Supplied material:
--

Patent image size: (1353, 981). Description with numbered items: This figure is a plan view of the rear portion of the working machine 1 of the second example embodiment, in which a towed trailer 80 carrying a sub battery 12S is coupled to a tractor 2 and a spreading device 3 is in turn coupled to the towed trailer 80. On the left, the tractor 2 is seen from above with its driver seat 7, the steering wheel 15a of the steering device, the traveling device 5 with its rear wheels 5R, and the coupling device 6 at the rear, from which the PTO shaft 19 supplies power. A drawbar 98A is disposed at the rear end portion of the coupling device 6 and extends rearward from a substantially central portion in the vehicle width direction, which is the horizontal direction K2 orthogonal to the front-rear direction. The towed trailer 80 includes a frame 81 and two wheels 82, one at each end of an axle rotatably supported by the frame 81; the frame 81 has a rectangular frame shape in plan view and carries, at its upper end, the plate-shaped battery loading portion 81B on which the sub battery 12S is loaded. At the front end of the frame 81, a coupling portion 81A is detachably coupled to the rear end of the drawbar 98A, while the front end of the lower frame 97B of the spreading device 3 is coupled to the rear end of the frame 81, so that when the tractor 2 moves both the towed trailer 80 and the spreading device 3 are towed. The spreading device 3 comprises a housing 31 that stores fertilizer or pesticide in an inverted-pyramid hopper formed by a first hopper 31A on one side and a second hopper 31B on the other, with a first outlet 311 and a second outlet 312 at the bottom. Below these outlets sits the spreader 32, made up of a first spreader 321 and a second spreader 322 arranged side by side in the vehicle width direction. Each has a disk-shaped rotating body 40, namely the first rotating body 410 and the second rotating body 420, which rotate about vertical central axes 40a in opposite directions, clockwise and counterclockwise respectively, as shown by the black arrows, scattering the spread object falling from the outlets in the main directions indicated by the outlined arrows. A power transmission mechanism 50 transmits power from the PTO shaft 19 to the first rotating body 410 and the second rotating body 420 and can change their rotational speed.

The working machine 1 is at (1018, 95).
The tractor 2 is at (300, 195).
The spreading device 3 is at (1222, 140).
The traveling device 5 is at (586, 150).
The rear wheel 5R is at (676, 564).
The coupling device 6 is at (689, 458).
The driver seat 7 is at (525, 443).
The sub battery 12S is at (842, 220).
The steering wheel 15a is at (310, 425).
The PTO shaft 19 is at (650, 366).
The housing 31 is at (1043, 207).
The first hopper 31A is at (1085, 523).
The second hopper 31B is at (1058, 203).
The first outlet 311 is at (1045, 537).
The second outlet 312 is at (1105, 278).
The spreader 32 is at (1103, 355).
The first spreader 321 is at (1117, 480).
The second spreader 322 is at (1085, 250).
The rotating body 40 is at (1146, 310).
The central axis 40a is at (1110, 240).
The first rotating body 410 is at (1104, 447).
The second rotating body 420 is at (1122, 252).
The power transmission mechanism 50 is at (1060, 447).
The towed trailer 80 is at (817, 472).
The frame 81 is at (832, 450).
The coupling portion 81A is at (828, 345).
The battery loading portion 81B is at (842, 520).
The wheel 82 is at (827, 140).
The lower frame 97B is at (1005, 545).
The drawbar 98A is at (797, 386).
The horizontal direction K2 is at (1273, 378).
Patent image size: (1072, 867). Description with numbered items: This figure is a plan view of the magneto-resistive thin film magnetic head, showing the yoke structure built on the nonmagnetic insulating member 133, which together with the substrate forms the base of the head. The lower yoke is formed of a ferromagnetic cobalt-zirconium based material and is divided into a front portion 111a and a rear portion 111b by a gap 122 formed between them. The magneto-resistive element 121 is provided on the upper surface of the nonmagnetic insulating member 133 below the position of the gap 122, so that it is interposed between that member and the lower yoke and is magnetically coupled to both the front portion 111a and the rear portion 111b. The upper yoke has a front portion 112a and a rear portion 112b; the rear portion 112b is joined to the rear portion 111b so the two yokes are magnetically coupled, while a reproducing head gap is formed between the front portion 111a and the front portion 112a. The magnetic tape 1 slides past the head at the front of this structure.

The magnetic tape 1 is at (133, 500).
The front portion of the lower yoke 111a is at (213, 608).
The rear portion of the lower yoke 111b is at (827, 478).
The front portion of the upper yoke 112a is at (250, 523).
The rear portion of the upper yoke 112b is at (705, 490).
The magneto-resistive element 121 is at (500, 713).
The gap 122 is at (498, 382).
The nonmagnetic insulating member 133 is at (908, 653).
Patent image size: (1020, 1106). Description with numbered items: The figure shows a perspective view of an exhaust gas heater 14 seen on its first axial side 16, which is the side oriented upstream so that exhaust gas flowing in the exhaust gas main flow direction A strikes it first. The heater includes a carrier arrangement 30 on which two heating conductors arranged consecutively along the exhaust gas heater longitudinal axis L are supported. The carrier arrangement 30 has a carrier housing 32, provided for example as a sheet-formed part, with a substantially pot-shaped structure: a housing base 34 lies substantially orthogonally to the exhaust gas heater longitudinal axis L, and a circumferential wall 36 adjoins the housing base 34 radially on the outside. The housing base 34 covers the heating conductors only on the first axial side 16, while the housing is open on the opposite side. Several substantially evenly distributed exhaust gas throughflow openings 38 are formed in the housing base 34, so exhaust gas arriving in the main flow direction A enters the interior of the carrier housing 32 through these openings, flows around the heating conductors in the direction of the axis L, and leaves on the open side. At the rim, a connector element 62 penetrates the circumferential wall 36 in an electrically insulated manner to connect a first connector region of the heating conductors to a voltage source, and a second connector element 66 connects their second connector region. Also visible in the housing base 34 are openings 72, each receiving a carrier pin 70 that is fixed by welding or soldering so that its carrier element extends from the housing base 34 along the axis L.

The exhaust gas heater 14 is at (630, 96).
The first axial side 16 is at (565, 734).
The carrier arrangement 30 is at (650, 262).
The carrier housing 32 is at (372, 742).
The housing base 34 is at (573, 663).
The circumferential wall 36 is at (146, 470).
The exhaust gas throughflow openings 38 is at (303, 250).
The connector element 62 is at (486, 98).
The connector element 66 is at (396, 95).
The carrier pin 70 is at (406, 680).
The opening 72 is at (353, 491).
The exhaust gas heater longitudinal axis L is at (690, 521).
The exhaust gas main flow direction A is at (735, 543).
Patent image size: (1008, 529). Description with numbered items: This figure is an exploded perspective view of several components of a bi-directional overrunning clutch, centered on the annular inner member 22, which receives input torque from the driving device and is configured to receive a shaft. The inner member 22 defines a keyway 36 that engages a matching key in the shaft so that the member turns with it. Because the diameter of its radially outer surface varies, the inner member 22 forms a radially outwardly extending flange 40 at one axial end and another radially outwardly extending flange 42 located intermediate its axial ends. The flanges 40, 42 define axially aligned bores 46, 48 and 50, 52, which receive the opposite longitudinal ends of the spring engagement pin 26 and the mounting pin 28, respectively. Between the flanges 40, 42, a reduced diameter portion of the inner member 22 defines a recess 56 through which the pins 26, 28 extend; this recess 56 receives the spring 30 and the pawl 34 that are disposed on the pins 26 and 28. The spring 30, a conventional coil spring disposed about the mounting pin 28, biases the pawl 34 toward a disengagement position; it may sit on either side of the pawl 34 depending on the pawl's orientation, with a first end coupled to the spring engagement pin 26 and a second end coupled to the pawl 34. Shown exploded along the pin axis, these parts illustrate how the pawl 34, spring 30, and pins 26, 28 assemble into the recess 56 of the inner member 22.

--

Directions for this task: Please copy out the entire listing above word for word, leaving every line unchanged.

Exercise response:
Patent image size: (1353, 981). Description with numbered items: This figure is a plan view of the rear portion of the working machine 1 of the second example embodiment, in which a towed trailer 80 carrying a sub battery 12S is coupled to a tractor 2 and a spreading device 3 is in turn coupled to the towed trailer 80. On the left, the tractor 2 is seen from above with its driver seat 7, the steering wheel 15a of the steering device, the traveling device 5 with its rear wheels 5R, and the coupling device 6 at the rear, from which the PTO shaft 19 supplies power. A drawbar 98A is disposed at the rear end portion of the coupling device 6 and extends rearward from a substantially central portion in the vehicle width direction, which is the horizontal direction K2 orthogonal to the front-rear direction. The towed trailer 80 includes a frame 81 and two wheels 82, one at each end of an axle rotatably supported by the frame 81; the frame 81 has a rectangular frame shape in plan view and carries, at its upper end, the plate-shaped battery loading portion 81B on which the sub battery 12S is loaded. At the front end of the frame 81, a coupling portion 81A is detachably coupled to the rear end of the drawbar 98A, while the front end of the lower frame 97B of the spreading device 3 is coupled to the rear end of the frame 81, so that when the tractor 2 moves both the towed trailer 80 and the spreading device 3 are towed. The spreading device 3 comprises a housing 31 that stores fertilizer or pesticide in an inverted-pyramid hopper formed by a first hopper 31A on one side and a second hopper 31B on the other, with a first outlet 311 and a second outlet 312 at the bottom. Below these outlets sits the spreader 32, made up of a first spreader 321 and a second spreader 322 arranged side by side in the vehicle width direction. Each has a disk-shaped rotating body 40, namely the first rotating body 410 and the second rotating body 420, which rotate about vertical central axes 40a in opposite directions, clockwise and counterclockwise respectively, as shown by the black arrows, scattering the spread object falling from the outlets in the main directions indicated by the outlined arrows. A power transmission mechanism 50 transmits power from the PTO shaft 19 to the first rotating body 410 and the second rotating body 420 and can change their rotational speed.

The working machine 1 is at (1018, 95).
The tractor 2 is at (300, 195).
The spreading device 3 is at (1222, 140).
The traveling device 5 is at (586, 150).
The rear wheel 5R is at (676, 564).
The coupling device 6 is at (689, 458).
The driver seat 7 is at (525, 443).
The sub battery 12S is at (842, 220).
The steering wheel 15a is at (310, 425).
The PTO shaft 19 is at (650, 366).
The housing 31 is at (1043, 207).
The first hopper 31A is at (1085, 523).
The second hopper 31B is at (1058, 203).
The first outlet 311 is at (1045, 537).
The second outlet 312 is at (1105, 278).
The spreader 32 is at (1103, 355).
The first spreader 321 is at (1117, 480).
The second spreader 322 is at (1085, 250).
The rotating body 40 is at (1146, 310).
The central axis 40a is at (1110, 240).
The first rotating body 410 is at (1104, 447).
The second rotating body 420 is at (1122, 252).
The power transmission mechanism 50 is at (1060, 447).
The towed trailer 80 is at (817, 472).
The frame 81 is at (832, 450).
The coupling portion 81A is at (828, 345).
The battery loading portion 81B is at (842, 520).
The wheel 82 is at (827, 140).
The lower frame 97B is at (1005, 545).
The drawbar 98A is at (797, 386).
The horizontal direction K2 is at (1273, 378).
Patent image size: (1072, 867). Description with numbered items: This figure is a plan view of the magneto-resistive thin film magnetic head, showing the yoke structure built on the nonmagnetic insulating member 133, which together with the substrate forms the base of the head. The lower yoke is formed of a ferromagnetic cobalt-zirconium based material and is divided into a front portion 111a and a rear portion 111b by a gap 122 formed between them. The magneto-resistive element 121 is provided on the upper surface of the nonmagnetic insulating member 133 below the position of the gap 122, so that it is interposed between that member and the lower yoke and is magnetically coupled to both the front portion 111a and the rear portion 111b. The upper yoke has a front portion 112a and a rear portion 112b; the rear portion 112b is joined to the rear portion 111b so the two yokes are magnetically coupled, while a reproducing head gap is formed between the front portion 111a and the front portion 112a. The magnetic tape 1 slides past the head at the front of this structure.

The magnetic tape 1 is at (133, 500).
The front portion of the lower yoke 111a is at (213, 608).
The rear portion of the lower yoke 111b is at (827, 478).
The front portion of the upper yoke 112a is at (250, 523).
The rear portion of the upper yoke 112b is at (705, 490).
The magneto-resistive element 121 is at (500, 713).
The gap 122 is at (498, 382).
The nonmagnetic insulating member 133 is at (908, 653).
Patent image size: (1020, 1106). Description with numbered items: The figure shows a perspective view of an exhaust gas heater 14 seen on its first axial side 16, which is the side oriented upstream so that exhaust gas flowing in the exhaust gas main flow direction A strikes it first. The heater includes a carrier arrangement 30 on which two heating conductors arranged consecutively along the exhaust gas heater longitudinal axis L are supported. The carrier arrangement 30 has a carrier housing 32, provided for example as a sheet-formed part, with a substantially pot-shaped structure: a housing base 34 lies substantially orthogonally to the exhaust gas heater longitudinal axis L, and a circumferential wall 36 adjoins the housing base 34 radially on the outside. The housing base 34 covers the heating conductors only on the first axial side 16, while the housing is open on the opposite side. Several substantially evenly distributed exhaust gas throughflow openings 38 are formed in the housing base 34, so exhaust gas arriving in the main flow direction A enters the interior of the carrier housing 32 through these openings, flows around the heating conductors in the direction of the axis L, and leaves on the open side. At the rim, a connector element 62 penetrates the circumferential wall 36 in an electrically insulated manner to connect a first connector region of the heating conductors to a voltage source, and a second connector element 66 connects their second connector region. Also visible in the housing base 34 are openings 72, each receiving a carrier pin 70 that is fixed by welding or soldering so that its carrier element extends from the housing base 34 along the axis L.

The exhaust gas heater 14 is at (630, 96).
The first axial side 16 is at (565, 734).
The carrier arrangement 30 is at (650, 262).
The carrier housing 32 is at (372, 742).
The housing base 34 is at (573, 663).
The circumferential wall 36 is at (146, 470).
The exhaust gas throughflow openings 38 is at (303, 250).
The connector element 62 is at (486, 98).
The connector element 66 is at (396, 95).
The carrier pin 70 is at (406, 680).
The opening 72 is at (353, 491).
The exhaust gas heater longitudinal axis L is at (690, 521).
The exhaust gas main flow direction A is at (735, 543).
Patent image size: (1008, 529). Description with numbered items: This figure is an exploded perspective view of several components of a bi-directional overrunning clutch, centered on the annular inner member 22, which receives input torque from the driving device and is configured to receive a shaft. The inner member 22 defines a keyway 36 that engages a matching key in the shaft so that the member turns with it. Because the diameter of its radially outer surface varies, the inner member 22 forms a radially outwardly extending flange 40 at one axial end and another radially outwardly extending flange 42 located intermediate its axial ends. The flanges 40, 42 define axially aligned bores 46, 48 and 50, 52, which receive the opposite longitudinal ends of the spring engagement pin 26 and the mounting pin 28, respectively. Between the flanges 40, 42, a reduced diameter portion of the inner member 22 defines a recess 56 through which the pins 26, 28 extend; this recess 56 receives the spring 30 and the pawl 34 that are disposed on the pins 26 and 28. The spring 30, a conventional coil spring disposed about the mounting pin 28, biases the pawl 34 toward a disengagement position; it may sit on either side of the pawl 34 depending on the pawl's orientation, with a first end coupled to the spring engagement pin 26 and a second end coupled to the pawl 34. Shown exploded along the pin axis, these parts illustrate how the pawl 34, spring 30, and pins 26, 28 assemble into the recess 56 of the inner member 22.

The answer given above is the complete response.